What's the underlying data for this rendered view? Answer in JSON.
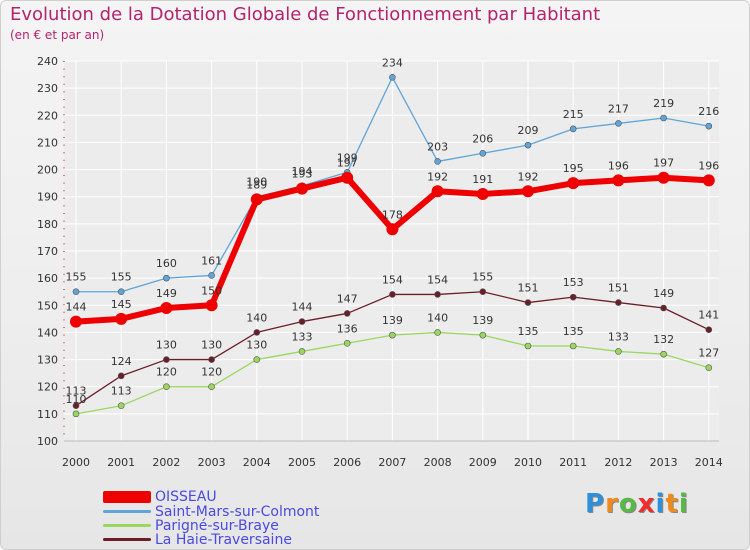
{
  "header": {
    "title": "Evolution de la Dotation Globale de Fonctionnement par Habitant",
    "subtitle": "(en € et par an)"
  },
  "logo": {
    "text": "Proxiti"
  },
  "colors": {
    "title": "#b4236e",
    "legend_text": "#4a4adf",
    "grid": "#ffffff",
    "axis_text": "#333333"
  },
  "chart_data": {
    "type": "line",
    "title": "Evolution de la Dotation Globale de Fonctionnement par Habitant",
    "subtitle": "(en € et par an)",
    "xlabel": "",
    "ylabel": "",
    "x": [
      2000,
      2001,
      2002,
      2003,
      2004,
      2005,
      2006,
      2007,
      2008,
      2009,
      2010,
      2011,
      2012,
      2013,
      2014
    ],
    "ylim": [
      100,
      240
    ],
    "yticks": [
      100,
      110,
      120,
      130,
      140,
      150,
      160,
      170,
      180,
      190,
      200,
      210,
      220,
      230,
      240
    ],
    "grid": true,
    "legend": "bottom-left",
    "series": [
      {
        "name": "OISSEAU",
        "color": "#ee0000",
        "labels": true,
        "values": [
          144,
          145,
          149,
          150,
          189,
          193,
          197,
          178,
          192,
          191,
          192,
          195,
          196,
          197,
          196
        ]
      },
      {
        "name": "Saint-Mars-sur-Colmont",
        "color": "#5fa5d8",
        "labels": true,
        "values": [
          155,
          155,
          160,
          161,
          190,
          194,
          199,
          234,
          203,
          206,
          209,
          215,
          217,
          219,
          216
        ]
      },
      {
        "name": "Parigné-sur-Braye",
        "color": "#9ad760",
        "labels": true,
        "values": [
          110,
          113,
          120,
          120,
          130,
          133,
          136,
          139,
          140,
          139,
          135,
          135,
          133,
          132,
          127
        ]
      },
      {
        "name": "La Haie-Traversaine",
        "color": "#6b1e28",
        "labels": true,
        "values": [
          113,
          124,
          130,
          130,
          140,
          144,
          147,
          154,
          154,
          155,
          151,
          153,
          151,
          149,
          141
        ]
      }
    ]
  }
}
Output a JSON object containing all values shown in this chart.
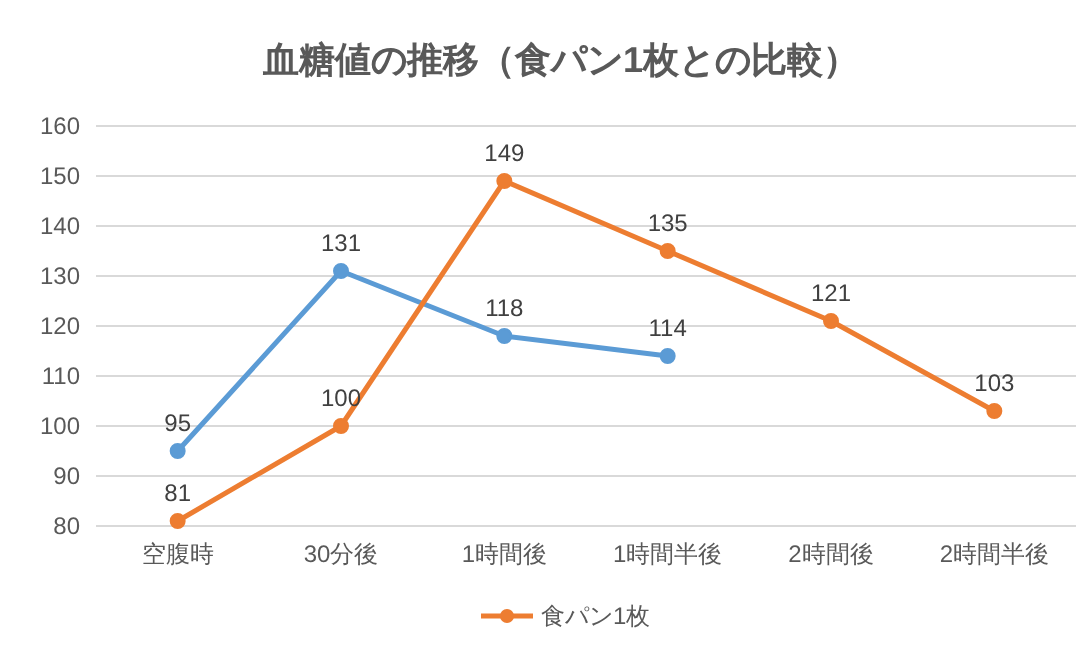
{
  "chart_data": {
    "type": "line",
    "title": "血糖値の推移（食パン1枚との比較）",
    "categories": [
      "空腹時",
      "30分後",
      "1時間後",
      "1時間半後",
      "2時間後",
      "2時間半後"
    ],
    "series": [
      {
        "color": "#5b9bd5",
        "values": [
          95,
          131,
          118,
          114,
          null,
          null
        ]
      },
      {
        "name": "食パン1枚",
        "color": "#ed7d31",
        "values": [
          81,
          100,
          149,
          135,
          121,
          103
        ]
      }
    ],
    "ylim": [
      80,
      160
    ],
    "yticks": [
      80,
      90,
      100,
      110,
      120,
      130,
      140,
      150,
      160
    ],
    "grid": "y",
    "legend": "bottom",
    "marker": "circle",
    "line_style": "solid",
    "data_labels": true
  }
}
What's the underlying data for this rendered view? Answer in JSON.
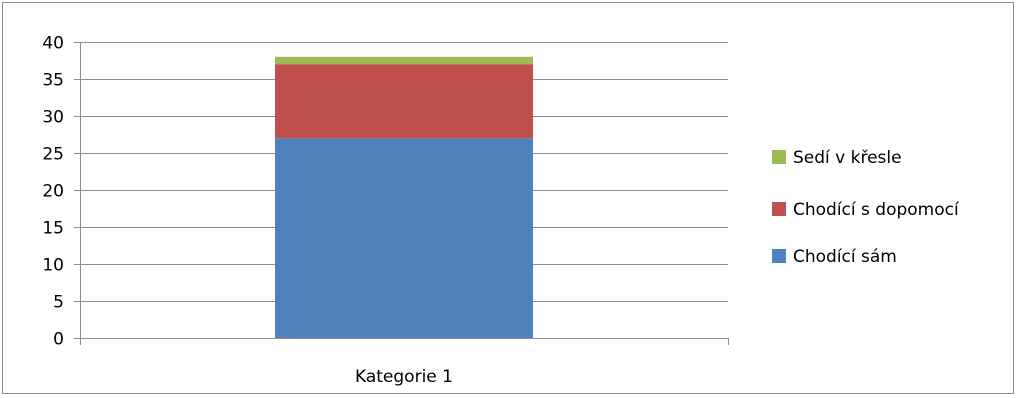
{
  "chart_data": {
    "type": "bar",
    "stacked": true,
    "categories": [
      "Kategorie 1"
    ],
    "series": [
      {
        "name": "Chodící sám",
        "values": [
          27
        ],
        "color": "#4f81bd"
      },
      {
        "name": "Chodící s dopomocí",
        "values": [
          10
        ],
        "color": "#c0504d"
      },
      {
        "name": "Sedí v křesle",
        "values": [
          1
        ],
        "color": "#9bbb59"
      }
    ],
    "ylim": [
      0,
      40
    ],
    "yticks": [
      "0",
      "5",
      "10",
      "15",
      "20",
      "25",
      "30",
      "35",
      "40"
    ],
    "grid": true,
    "legend_position": "right",
    "legend_order": [
      "Sedí v křesle",
      "Chodící s dopomocí",
      "Chodící sám"
    ]
  }
}
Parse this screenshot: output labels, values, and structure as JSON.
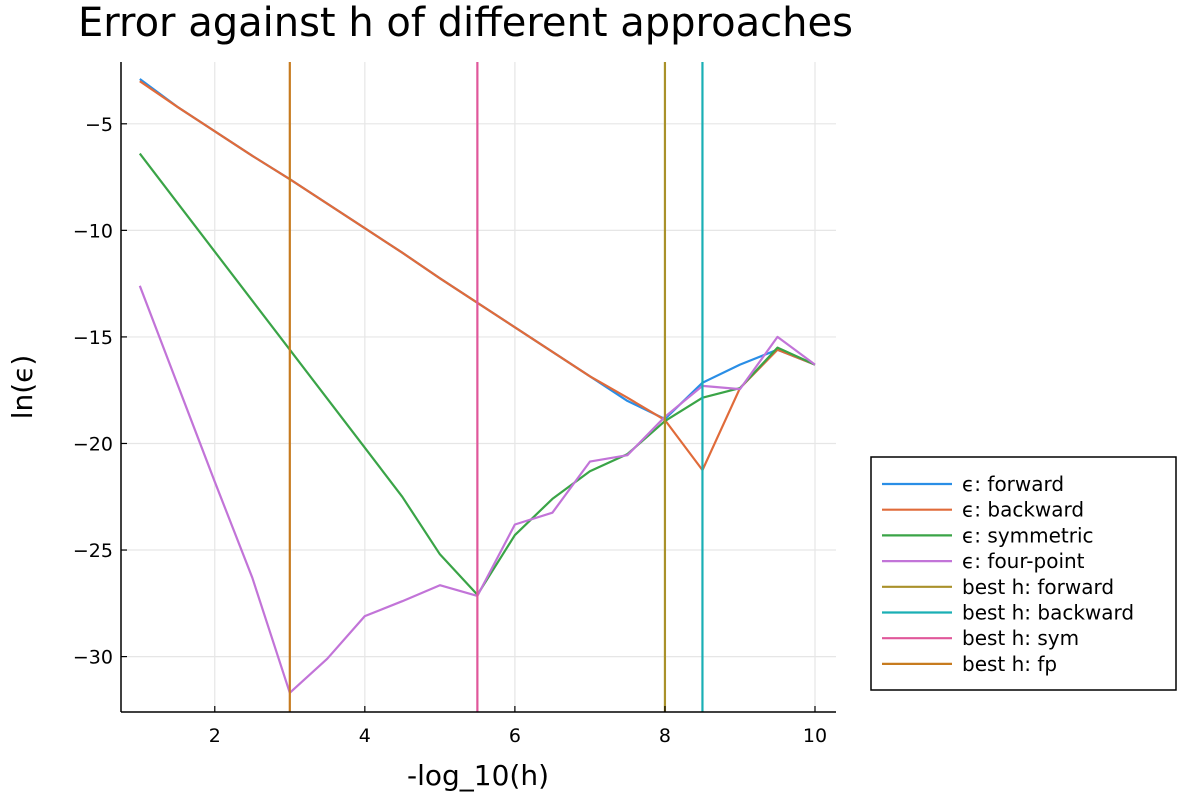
{
  "chart_data": {
    "type": "line",
    "title": "Error against h of different approaches",
    "xlabel": "-log_10(h)",
    "ylabel": "ln(ϵ)",
    "xlim": [
      0.75,
      10.28
    ],
    "ylim": [
      -32.6,
      -2.1
    ],
    "xticks": [
      2,
      4,
      6,
      8,
      10
    ],
    "yticks": [
      -5,
      -10,
      -15,
      -20,
      -25,
      -30
    ],
    "xtick_labels": [
      "2",
      "4",
      "6",
      "8",
      "10"
    ],
    "ytick_labels": [
      "−5",
      "−10",
      "−15",
      "−20",
      "−25",
      "−30"
    ],
    "grid": true,
    "legend_position": "bottom-right outside",
    "series": [
      {
        "name": "ϵ: forward",
        "color": "#2a8ee6",
        "x": [
          1,
          1.5,
          2,
          2.5,
          3,
          3.5,
          4,
          4.5,
          5,
          5.5,
          6,
          6.5,
          7,
          7.5,
          8,
          8.5,
          9,
          9.5,
          10
        ],
        "y": [
          -2.9,
          -4.2,
          -5.35,
          -6.5,
          -7.6,
          -8.75,
          -9.9,
          -11.05,
          -12.25,
          -13.4,
          -14.55,
          -15.7,
          -16.85,
          -18.0,
          -18.85,
          -17.15,
          -16.3,
          -15.6,
          -16.3
        ]
      },
      {
        "name": "ϵ: backward",
        "color": "#e06b3a",
        "x": [
          1,
          1.5,
          2,
          2.5,
          3,
          3.5,
          4,
          4.5,
          5,
          5.5,
          6,
          6.5,
          7,
          7.5,
          8,
          8.5,
          9,
          9.5,
          10
        ],
        "y": [
          -3.0,
          -4.2,
          -5.35,
          -6.5,
          -7.6,
          -8.75,
          -9.9,
          -11.05,
          -12.25,
          -13.4,
          -14.55,
          -15.7,
          -16.85,
          -17.85,
          -18.9,
          -21.25,
          -17.4,
          -15.6,
          -16.3
        ]
      },
      {
        "name": "ϵ: symmetric",
        "color": "#3aa447",
        "x": [
          1,
          1.5,
          2,
          2.5,
          3,
          3.5,
          4,
          4.5,
          5,
          5.5,
          6,
          6.5,
          7,
          7.5,
          8,
          8.5,
          9,
          9.5,
          10
        ],
        "y": [
          -6.4,
          -8.7,
          -11.0,
          -13.3,
          -15.6,
          -17.9,
          -20.2,
          -22.5,
          -25.2,
          -27.1,
          -24.3,
          -22.6,
          -21.3,
          -20.5,
          -18.95,
          -17.85,
          -17.4,
          -15.5,
          -16.3
        ]
      },
      {
        "name": "ϵ: four-point",
        "color": "#c274d8",
        "x": [
          1,
          1.5,
          2,
          2.5,
          3,
          3.5,
          4,
          4.5,
          5,
          5.5,
          6,
          6.5,
          7,
          7.5,
          8,
          8.5,
          9,
          9.5,
          10
        ],
        "y": [
          -12.6,
          -17.2,
          -21.8,
          -26.3,
          -31.7,
          -30.1,
          -28.1,
          -27.4,
          -26.65,
          -27.15,
          -23.8,
          -23.25,
          -20.85,
          -20.55,
          -18.75,
          -17.3,
          -17.45,
          -15.0,
          -16.3
        ]
      }
    ],
    "vlines": [
      {
        "name": "best h: forward",
        "color": "#a9912a",
        "x": 8.0
      },
      {
        "name": "best h: backward",
        "color": "#1aafb5",
        "x": 8.5
      },
      {
        "name": "best h: sym",
        "color": "#e0579a",
        "x": 5.5
      },
      {
        "name": "best h: fp",
        "color": "#c77b1f",
        "x": 3.0
      }
    ]
  }
}
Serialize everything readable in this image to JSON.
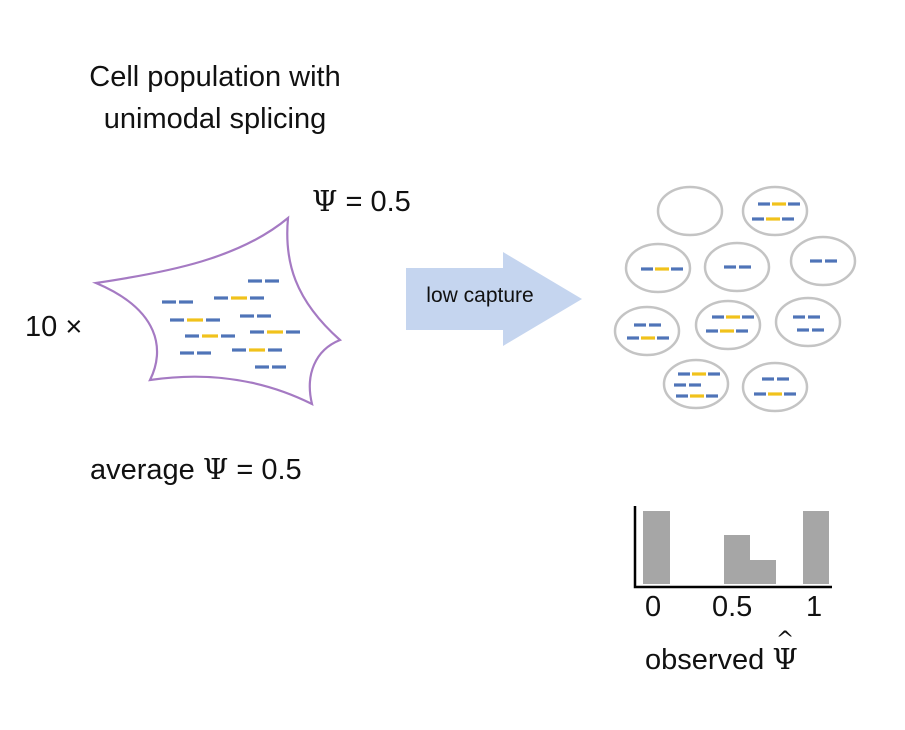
{
  "title_line1": "Cell population with",
  "title_line2": "unimodal splicing",
  "psi_symbol": "Ψ",
  "psi_top_value": "= 0.5",
  "multiplier": "10 ×",
  "avg_prefix": "average",
  "avg_value": "= 0.5",
  "arrow_label": "low capture",
  "histogram": {
    "ticks": [
      "0",
      "0.5",
      "1"
    ],
    "xlabel_prefix": "observed",
    "hat": "^",
    "bins": [
      {
        "x": 0,
        "height": 1.0
      },
      {
        "x": 0.5,
        "height": 0.65
      },
      {
        "x": 0.67,
        "height": 0.33
      },
      {
        "x": 1,
        "height": 1.0
      }
    ]
  },
  "colors": {
    "cell_outline": "#a57ac3",
    "transcript_blue": "#4f74b8",
    "transcript_yellow": "#f1c21b",
    "arrow_fill": "#c5d5ef",
    "droplet_stroke": "#c4c4c4",
    "bar_fill": "#a6a6a6"
  }
}
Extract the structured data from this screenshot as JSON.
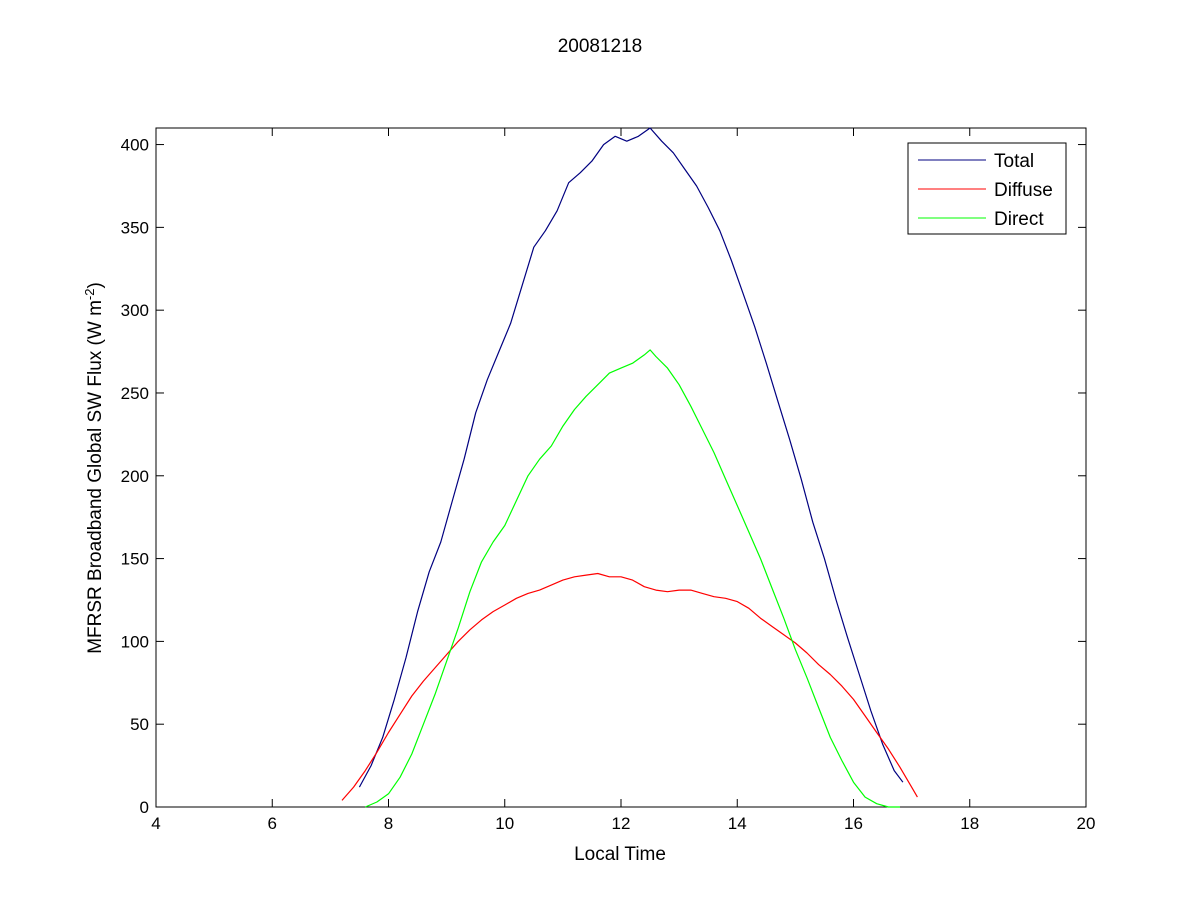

——

◆ Set problem ◆
Omit the pictures, then extract verbatim only those lines that fall between the line containing "Serialize everything readable" and the final line of the records above, both included.

◆ Result of the task ◆
Serialize everything readable in this image to JSON.
{
  "title_line1": "Cell population with",
  "title_line2": "unimodal splicing",
  "psi_symbol": "Ψ",
  "psi_top_value": "= 0.5",
  "multiplier": "10 ×",
  "avg_prefix": "average",
  "avg_value": "= 0.5",
  "arrow_label": "low capture",
  "histogram": {
    "ticks": [
      "0",
      "0.5",
      "1"
    ],
    "xlabel_prefix": "observed",
    "hat": "^",
    "bins": [
      {
        "x": 0,
        "height": 1.0
      },
      {
        "x": 0.5,
        "height": 0.65
      },
      {
        "x": 0.67,
        "height": 0.33
      },
      {
        "x": 1,
        "height": 1.0
      }
    ]
  },
  "colors": {
    "cell_outline": "#a57ac3",
    "transcript_blue": "#4f74b8",
    "transcript_yellow": "#f1c21b",
    "arrow_fill": "#c5d5ef",
    "droplet_stroke": "#c4c4c4",
    "bar_fill": "#a6a6a6"
  }
}
Extract the structured data from this screenshot as JSON.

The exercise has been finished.